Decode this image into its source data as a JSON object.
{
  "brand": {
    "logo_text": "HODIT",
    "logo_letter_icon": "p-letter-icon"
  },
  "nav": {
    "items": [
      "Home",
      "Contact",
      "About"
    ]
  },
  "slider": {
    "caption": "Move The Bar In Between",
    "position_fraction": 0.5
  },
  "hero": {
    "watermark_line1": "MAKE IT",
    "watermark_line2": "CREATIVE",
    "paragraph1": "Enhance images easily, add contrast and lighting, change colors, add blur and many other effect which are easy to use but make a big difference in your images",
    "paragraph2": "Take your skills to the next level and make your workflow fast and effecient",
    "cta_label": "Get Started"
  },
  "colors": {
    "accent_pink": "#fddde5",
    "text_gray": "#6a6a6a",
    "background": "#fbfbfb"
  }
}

────────

Task to complete - Transcribe every line of the data, exactly as it stands.

Exercise result -
Decode this image into its source data as a JSON object.
{
  "brand": {
    "logo_text": "HODIT",
    "logo_letter_icon": "p-letter-icon"
  },
  "nav": {
    "items": [
      "Home",
      "Contact",
      "About"
    ]
  },
  "slider": {
    "caption": "Move The Bar In Between",
    "position_fraction": 0.5
  },
  "hero": {
    "watermark_line1": "MAKE IT",
    "watermark_line2": "CREATIVE",
    "paragraph1": "Enhance images easily, add contrast and lighting, change colors, add blur and many other effect which are easy to use but make a big difference in your images",
    "paragraph2": "Take your skills to the next level and make your workflow fast and effecient",
    "cta_label": "Get Started"
  },
  "colors": {
    "accent_pink": "#fddde5",
    "text_gray": "#6a6a6a",
    "background": "#fbfbfb"
  }
}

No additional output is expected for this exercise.